= Items =
┄┄┄┄┄┄

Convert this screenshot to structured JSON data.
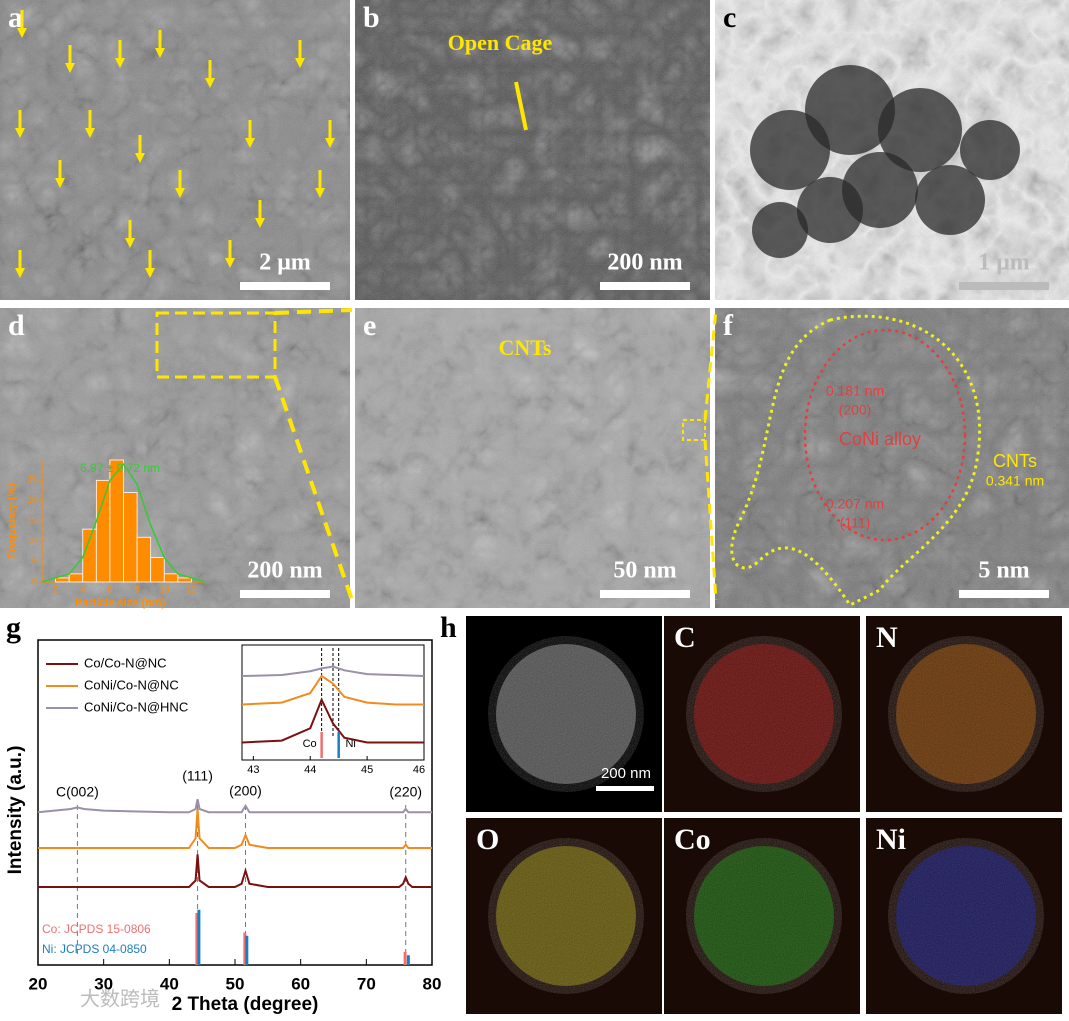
{
  "panels": {
    "a": {
      "label": "a",
      "scale_bar": "2 μm"
    },
    "b": {
      "label": "b",
      "annotation": "Open Cage",
      "scale_bar": "200 nm"
    },
    "c": {
      "label": "c",
      "scale_bar": "1 μm"
    },
    "d": {
      "label": "d",
      "scale_bar": "200 nm",
      "chart_data": {
        "type": "histogram",
        "annotation": "6.97 ± 0.72 nm",
        "xlabel": "Particle size (nm)",
        "ylabel": "Frequency (%)",
        "bins": [
          2,
          3,
          4,
          5,
          6,
          7,
          8,
          9,
          10,
          11,
          12
        ],
        "values": [
          1,
          2,
          13,
          25,
          30,
          22,
          11,
          6,
          2,
          1
        ],
        "color": "#ff8c00",
        "fit": {
          "color": "#33cc33",
          "x": [
            1,
            3,
            4,
            5,
            6,
            7,
            8,
            9,
            10,
            11,
            13
          ],
          "values": [
            0,
            2,
            6,
            15,
            25,
            29,
            24,
            14,
            6,
            2,
            0
          ]
        },
        "xlim": [
          1,
          13
        ],
        "ylim": [
          0,
          30
        ],
        "xticks": [
          2,
          4,
          6,
          8,
          10,
          12
        ],
        "yticks": [
          0,
          5,
          10,
          15,
          20,
          25
        ]
      }
    },
    "e": {
      "label": "e",
      "annotation": "CNTs",
      "scale_bar": "50 nm"
    },
    "f": {
      "label": "f",
      "annotations": [
        "0.181 nm",
        "(200)",
        "CoNi  alloy",
        "0.207 nm",
        "(111)",
        "CNTs",
        "0.341 nm"
      ],
      "scale_bar": "5 nm"
    },
    "g": {
      "label": "g",
      "chart_data": {
        "type": "line",
        "xlabel": "2 Theta (degree)",
        "ylabel": "Intensity (a.u.)",
        "xlim": [
          20,
          80
        ],
        "xticks": [
          20,
          30,
          40,
          50,
          60,
          70,
          80
        ],
        "ylim": [
          0,
          100
        ],
        "x": [
          20,
          25,
          26,
          27,
          30,
          40,
          43,
          44,
          44.3,
          44.6,
          46,
          50,
          51,
          51.6,
          52.2,
          55,
          70,
          75,
          75.6,
          76,
          76.4,
          77,
          80
        ],
        "series": [
          {
            "name": "Co/Co-N@NC",
            "color": "#7b1010",
            "values": [
              24,
              24,
              24,
              24,
              24,
              24,
              24,
              26,
              34,
              26,
              24,
              24,
              25,
              29,
              25,
              24,
              24,
              24,
              25,
              27,
              25,
              24,
              24
            ]
          },
          {
            "name": "CoNi/Co-N@NC",
            "color": "#f08c1e",
            "values": [
              36,
              36,
              36,
              36,
              36,
              36,
              36,
              39,
              48,
              39,
              36,
              36,
              37,
              40,
              37,
              36,
              36,
              36,
              36,
              37,
              36,
              36,
              36
            ]
          },
          {
            "name": "CoNi/Co-N@HNC",
            "color": "#9a90aa",
            "values": [
              47,
              48,
              48.5,
              48,
              47.5,
              47,
              47,
              48,
              51,
              48,
              47,
              47,
              47,
              49,
              47,
              47,
              47,
              47,
              47,
              48,
              47,
              47,
              47
            ]
          }
        ],
        "peak_labels": [
          {
            "text": "C(002)",
            "x": 26
          },
          {
            "text": "(111)",
            "x": 44.3
          },
          {
            "text": "(200)",
            "x": 51.6
          },
          {
            "text": "(220)",
            "x": 76
          }
        ],
        "references": [
          {
            "name": "Co: JCPDS 15-0806",
            "color": "#f07070",
            "x": [
              44.2,
              51.5,
              75.9
            ],
            "values": [
              16,
              10,
              4
            ]
          },
          {
            "name": "Ni: JCPDS 04-0850",
            "color": "#1a7fc0",
            "x": [
              44.5,
              51.8,
              76.4
            ],
            "values": [
              17,
              9,
              3
            ]
          }
        ],
        "inset": {
          "xlim": [
            42.8,
            46
          ],
          "xticks": [
            43,
            44,
            45,
            46
          ],
          "ylim": [
            0,
            100
          ],
          "x": [
            42.8,
            43.5,
            44,
            44.2,
            44.4,
            44.6,
            45,
            45.5,
            46
          ],
          "series": [
            [
              10,
              12,
              25,
              55,
              30,
              15,
              10,
              10,
              10
            ],
            [
              50,
              52,
              62,
              80,
              72,
              58,
              52,
              50,
              50
            ],
            [
              80,
              81,
              85,
              88,
              90,
              86,
              82,
              81,
              80
            ]
          ],
          "markers": [
            {
              "text": "Co",
              "x": 44.2
            },
            {
              "text": "Ni",
              "x": 44.5
            }
          ],
          "dashed": [
            44.2,
            44.4,
            44.5
          ]
        }
      }
    },
    "h": {
      "label": "h",
      "tiles": [
        {
          "scale_bar": "200 nm"
        },
        {
          "label": "C"
        },
        {
          "label": "N"
        },
        {
          "label": "O"
        },
        {
          "label": "Co"
        },
        {
          "label": "Ni"
        }
      ]
    }
  },
  "watermark": "大数跨境"
}
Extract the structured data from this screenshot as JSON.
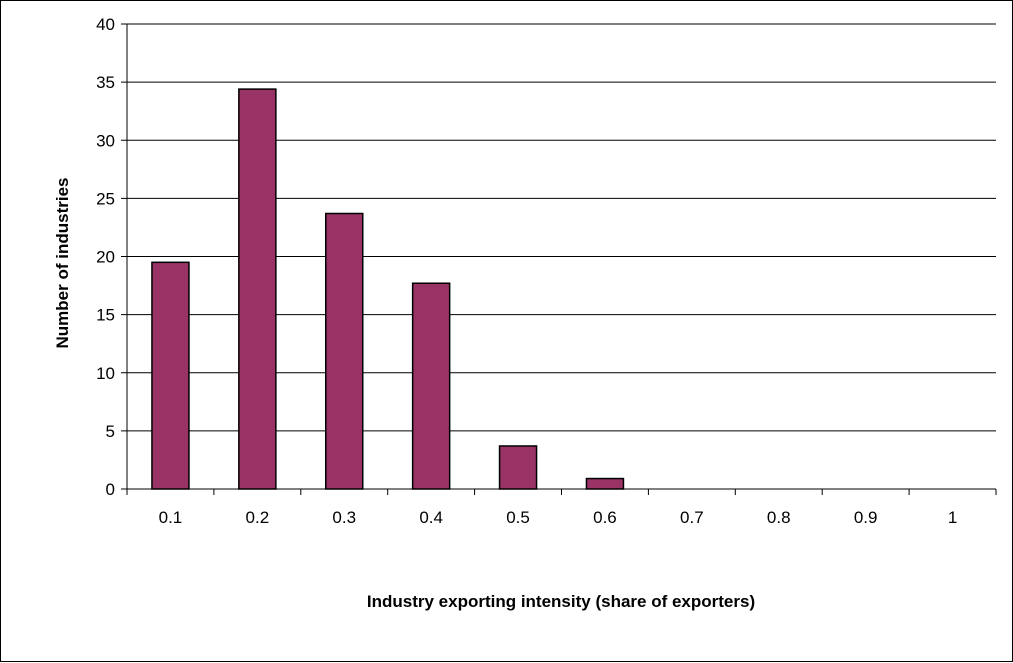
{
  "chart_data": {
    "type": "bar",
    "title": "",
    "xlabel": "Industry exporting intensity (share of exporters)",
    "ylabel": "Number of industries",
    "categories": [
      "0.1",
      "0.2",
      "0.3",
      "0.4",
      "0.5",
      "0.6",
      "0.7",
      "0.8",
      "0.9",
      "1"
    ],
    "values": [
      19.5,
      34.4,
      23.7,
      17.7,
      3.7,
      0.9,
      0,
      0,
      0,
      0
    ],
    "ylim": [
      0,
      40
    ],
    "yticks": [
      "0",
      "5",
      "10",
      "15",
      "20",
      "25",
      "30",
      "35",
      "40"
    ],
    "grid": "horizontal",
    "legend": "none",
    "bar_color": "#993366",
    "bar_edge_color": "#000000"
  }
}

┄┄┄┄┄┄

= Instruction =
Write out the records above exactly as they stand, leaving out every picture.

= Response =
Convert this screenshot to structured JSON data.
{
  "panels": {
    "a": {
      "label": "a",
      "scale_bar": "2 μm"
    },
    "b": {
      "label": "b",
      "annotation": "Open Cage",
      "scale_bar": "200 nm"
    },
    "c": {
      "label": "c",
      "scale_bar": "1 μm"
    },
    "d": {
      "label": "d",
      "scale_bar": "200 nm",
      "chart_data": {
        "type": "histogram",
        "annotation": "6.97 ± 0.72 nm",
        "xlabel": "Particle size (nm)",
        "ylabel": "Frequency (%)",
        "bins": [
          2,
          3,
          4,
          5,
          6,
          7,
          8,
          9,
          10,
          11,
          12
        ],
        "values": [
          1,
          2,
          13,
          25,
          30,
          22,
          11,
          6,
          2,
          1
        ],
        "color": "#ff8c00",
        "fit": {
          "color": "#33cc33",
          "x": [
            1,
            3,
            4,
            5,
            6,
            7,
            8,
            9,
            10,
            11,
            13
          ],
          "values": [
            0,
            2,
            6,
            15,
            25,
            29,
            24,
            14,
            6,
            2,
            0
          ]
        },
        "xlim": [
          1,
          13
        ],
        "ylim": [
          0,
          30
        ],
        "xticks": [
          2,
          4,
          6,
          8,
          10,
          12
        ],
        "yticks": [
          0,
          5,
          10,
          15,
          20,
          25
        ]
      }
    },
    "e": {
      "label": "e",
      "annotation": "CNTs",
      "scale_bar": "50 nm"
    },
    "f": {
      "label": "f",
      "annotations": [
        "0.181 nm",
        "(200)",
        "CoNi  alloy",
        "0.207 nm",
        "(111)",
        "CNTs",
        "0.341 nm"
      ],
      "scale_bar": "5 nm"
    },
    "g": {
      "label": "g",
      "chart_data": {
        "type": "line",
        "xlabel": "2 Theta (degree)",
        "ylabel": "Intensity (a.u.)",
        "xlim": [
          20,
          80
        ],
        "xticks": [
          20,
          30,
          40,
          50,
          60,
          70,
          80
        ],
        "ylim": [
          0,
          100
        ],
        "x": [
          20,
          25,
          26,
          27,
          30,
          40,
          43,
          44,
          44.3,
          44.6,
          46,
          50,
          51,
          51.6,
          52.2,
          55,
          70,
          75,
          75.6,
          76,
          76.4,
          77,
          80
        ],
        "series": [
          {
            "name": "Co/Co-N@NC",
            "color": "#7b1010",
            "values": [
              24,
              24,
              24,
              24,
              24,
              24,
              24,
              26,
              34,
              26,
              24,
              24,
              25,
              29,
              25,
              24,
              24,
              24,
              25,
              27,
              25,
              24,
              24
            ]
          },
          {
            "name": "CoNi/Co-N@NC",
            "color": "#f08c1e",
            "values": [
              36,
              36,
              36,
              36,
              36,
              36,
              36,
              39,
              48,
              39,
              36,
              36,
              37,
              40,
              37,
              36,
              36,
              36,
              36,
              37,
              36,
              36,
              36
            ]
          },
          {
            "name": "CoNi/Co-N@HNC",
            "color": "#9a90aa",
            "values": [
              47,
              48,
              48.5,
              48,
              47.5,
              47,
              47,
              48,
              51,
              48,
              47,
              47,
              47,
              49,
              47,
              47,
              47,
              47,
              47,
              48,
              47,
              47,
              47
            ]
          }
        ],
        "peak_labels": [
          {
            "text": "C(002)",
            "x": 26
          },
          {
            "text": "(111)",
            "x": 44.3
          },
          {
            "text": "(200)",
            "x": 51.6
          },
          {
            "text": "(220)",
            "x": 76
          }
        ],
        "references": [
          {
            "name": "Co: JCPDS 15-0806",
            "color": "#f07070",
            "x": [
              44.2,
              51.5,
              75.9
            ],
            "values": [
              16,
              10,
              4
            ]
          },
          {
            "name": "Ni: JCPDS 04-0850",
            "color": "#1a7fc0",
            "x": [
              44.5,
              51.8,
              76.4
            ],
            "values": [
              17,
              9,
              3
            ]
          }
        ],
        "inset": {
          "xlim": [
            42.8,
            46
          ],
          "xticks": [
            43,
            44,
            45,
            46
          ],
          "ylim": [
            0,
            100
          ],
          "x": [
            42.8,
            43.5,
            44,
            44.2,
            44.4,
            44.6,
            45,
            45.5,
            46
          ],
          "series": [
            [
              10,
              12,
              25,
              55,
              30,
              15,
              10,
              10,
              10
            ],
            [
              50,
              52,
              62,
              80,
              72,
              58,
              52,
              50,
              50
            ],
            [
              80,
              81,
              85,
              88,
              90,
              86,
              82,
              81,
              80
            ]
          ],
          "markers": [
            {
              "text": "Co",
              "x": 44.2
            },
            {
              "text": "Ni",
              "x": 44.5
            }
          ],
          "dashed": [
            44.2,
            44.4,
            44.5
          ]
        }
      }
    },
    "h": {
      "label": "h",
      "tiles": [
        {
          "scale_bar": "200 nm"
        },
        {
          "label": "C"
        },
        {
          "label": "N"
        },
        {
          "label": "O"
        },
        {
          "label": "Co"
        },
        {
          "label": "Ni"
        }
      ]
    }
  },
  "watermark": "大数跨境"
}
Extract the structured data from this screenshot as JSON.
{
  "chart_data": {
    "type": "bar",
    "title": "",
    "xlabel": "Industry exporting intensity (share of exporters)",
    "ylabel": "Number of industries",
    "categories": [
      "0.1",
      "0.2",
      "0.3",
      "0.4",
      "0.5",
      "0.6",
      "0.7",
      "0.8",
      "0.9",
      "1"
    ],
    "values": [
      19.5,
      34.4,
      23.7,
      17.7,
      3.7,
      0.9,
      0,
      0,
      0,
      0
    ],
    "ylim": [
      0,
      40
    ],
    "yticks": [
      "0",
      "5",
      "10",
      "15",
      "20",
      "25",
      "30",
      "35",
      "40"
    ],
    "grid": "horizontal",
    "legend": "none",
    "bar_color": "#993366",
    "bar_edge_color": "#000000"
  }
}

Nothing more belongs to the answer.